• Goal:
Go through the entries below and write each one out exactly.
======== Material provided ========
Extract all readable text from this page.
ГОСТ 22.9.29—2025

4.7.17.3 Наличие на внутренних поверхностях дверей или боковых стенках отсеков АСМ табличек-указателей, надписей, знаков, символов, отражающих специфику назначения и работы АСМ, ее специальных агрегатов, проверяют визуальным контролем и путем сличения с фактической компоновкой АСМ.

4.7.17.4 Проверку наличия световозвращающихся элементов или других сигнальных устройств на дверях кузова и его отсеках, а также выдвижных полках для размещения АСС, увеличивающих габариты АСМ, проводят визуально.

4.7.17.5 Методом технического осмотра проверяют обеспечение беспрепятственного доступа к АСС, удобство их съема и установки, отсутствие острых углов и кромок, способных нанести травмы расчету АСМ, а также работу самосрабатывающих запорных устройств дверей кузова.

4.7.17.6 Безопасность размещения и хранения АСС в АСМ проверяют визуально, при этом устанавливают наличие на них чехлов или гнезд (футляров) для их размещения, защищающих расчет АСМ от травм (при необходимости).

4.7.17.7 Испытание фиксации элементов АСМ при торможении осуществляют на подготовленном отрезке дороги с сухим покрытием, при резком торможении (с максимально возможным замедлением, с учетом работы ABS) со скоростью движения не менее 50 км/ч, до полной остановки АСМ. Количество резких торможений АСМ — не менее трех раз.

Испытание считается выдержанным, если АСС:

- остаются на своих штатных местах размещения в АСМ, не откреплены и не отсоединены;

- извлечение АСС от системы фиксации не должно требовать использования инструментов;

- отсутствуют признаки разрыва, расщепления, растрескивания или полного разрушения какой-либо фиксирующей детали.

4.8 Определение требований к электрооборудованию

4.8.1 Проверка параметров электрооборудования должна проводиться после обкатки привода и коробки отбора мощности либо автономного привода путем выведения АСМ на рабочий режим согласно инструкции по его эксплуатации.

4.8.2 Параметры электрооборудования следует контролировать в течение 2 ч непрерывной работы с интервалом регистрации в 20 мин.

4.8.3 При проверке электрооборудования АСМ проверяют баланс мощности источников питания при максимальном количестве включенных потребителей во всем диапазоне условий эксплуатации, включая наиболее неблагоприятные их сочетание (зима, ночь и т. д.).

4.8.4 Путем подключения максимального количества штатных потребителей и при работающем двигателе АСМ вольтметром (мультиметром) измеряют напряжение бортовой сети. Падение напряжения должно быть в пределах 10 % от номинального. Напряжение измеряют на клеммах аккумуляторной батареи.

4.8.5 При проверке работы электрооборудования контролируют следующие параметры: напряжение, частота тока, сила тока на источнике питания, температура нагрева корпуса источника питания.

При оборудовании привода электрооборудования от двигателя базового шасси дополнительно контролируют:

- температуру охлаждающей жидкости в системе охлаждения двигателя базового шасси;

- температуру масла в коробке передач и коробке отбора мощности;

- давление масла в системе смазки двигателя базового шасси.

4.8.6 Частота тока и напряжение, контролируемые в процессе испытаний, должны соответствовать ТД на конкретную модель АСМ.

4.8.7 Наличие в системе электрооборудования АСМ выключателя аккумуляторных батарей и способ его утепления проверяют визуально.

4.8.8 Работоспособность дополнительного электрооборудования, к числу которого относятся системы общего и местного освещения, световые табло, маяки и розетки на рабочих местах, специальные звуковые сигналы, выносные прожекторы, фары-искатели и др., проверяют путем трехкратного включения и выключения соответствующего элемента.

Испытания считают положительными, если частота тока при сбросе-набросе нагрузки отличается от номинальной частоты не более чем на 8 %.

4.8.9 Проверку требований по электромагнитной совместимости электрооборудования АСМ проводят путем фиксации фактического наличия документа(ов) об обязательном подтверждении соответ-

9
========
• Exercise result:
Extract all readable text from this page.
ГОСТ 22.9.29—2025

4.7.17.3 Наличие на внутренних поверхностях дверей или боковых стенках отсеков АСМ табличек-указателей, надписей, знаков, символов, отражающих специфику назначения и работы АСМ, ее специальных агрегатов, проверяют визуальным контролем и путем сличения с фактической компоновкой АСМ.

4.7.17.4 Проверку наличия световозвращающихся элементов или других сигнальных устройств на дверях кузова и его отсеках, а также выдвижных полках для размещения АСС, увеличивающих габариты АСМ, проводят визуально.

4.7.17.5 Методом технического осмотра проверяют обеспечение беспрепятственного доступа к АСС, удобство их съема и установки, отсутствие острых углов и кромок, способных нанести травмы расчету АСМ, а также работу самосрабатывающих запорных устройств дверей кузова.

4.7.17.6 Безопасность размещения и хранения АСС в АСМ проверяют визуально, при этом устанавливают наличие на них чехлов или гнезд (футляров) для их размещения, защищающих расчет АСМ от травм (при необходимости).

4.7.17.7 Испытание фиксации элементов АСМ при торможении осуществляют на подготовленном отрезке дороги с сухим покрытием, при резком торможении (с максимально возможным замедлением, с учетом работы ABS) со скоростью движения не менее 50 км/ч, до полной остановки АСМ. Количество резких торможений АСМ — не менее трех раз.

Испытание считается выдержанным, если АСС:

- остаются на своих штатных местах размещения в АСМ, не откреплены и не отсоединены;

- извлечение АСС от системы фиксации не должно требовать использования инструментов;

- отсутствуют признаки разрыва, расщепления, растрескивания или полного разрушения какой-либо фиксирующей детали.

4.8 Определение требований к электрооборудованию

4.8.1 Проверка параметров электрооборудования должна проводиться после обкатки привода и коробки отбора мощности либо автономного привода путем выведения АСМ на рабочий режим согласно инструкции по его эксплуатации.

4.8.2 Параметры электрооборудования следует контролировать в течение 2 ч непрерывной работы с интервалом регистрации в 20 мин.

4.8.3 При проверке электрооборудования АСМ проверяют баланс мощности источников питания при максимальном количестве включенных потребителей во всем диапазоне условий эксплуатации, включая наиболее неблагоприятные их сочетание (зима, ночь и т. д.).

4.8.4 Путем подключения максимального количества штатных потребителей и при работающем двигателе АСМ вольтметром (мультиметром) измеряют напряжение бортовой сети. Падение напряжения должно быть в пределах 10 % от номинального. Напряжение измеряют на клеммах аккумуляторной батареи.

4.8.5 При проверке работы электрооборудования контролируют следующие параметры: напряжение, частота тока, сила тока на источнике питания, температура нагрева корпуса источника питания.

При оборудовании привода электрооборудования от двигателя базового шасси дополнительно контролируют:

- температуру охлаждающей жидкости в системе охлаждения двигателя базового шасси;

- температуру масла в коробке передач и коробке отбора мощности;

- давление масла в системе смазки двигателя базового шасси.

4.8.6 Частота тока и напряжение, контролируемые в процессе испытаний, должны соответствовать ТД на конкретную модель АСМ.

4.8.7 Наличие в системе электрооборудования АСМ выключателя аккумуляторных батарей и способ его утепления проверяют визуально.

4.8.8 Работоспособность дополнительного электрооборудования, к числу которого относятся системы общего и местного освещения, световые табло, маяки и розетки на рабочих местах, специальные звуковые сигналы, выносные прожекторы, фары-искатели и др., проверяют путем трехкратного включения и выключения соответствующего элемента.

Испытания считают положительными, если частота тока при сбросе-набросе нагрузки отличается от номинальной частоты не более чем на 8 %.

4.8.9 Проверку требований по электромагнитной совместимости электрооборудования АСМ проводят путем фиксации фактического наличия документа(ов) об обязательном подтверждении соответ-

9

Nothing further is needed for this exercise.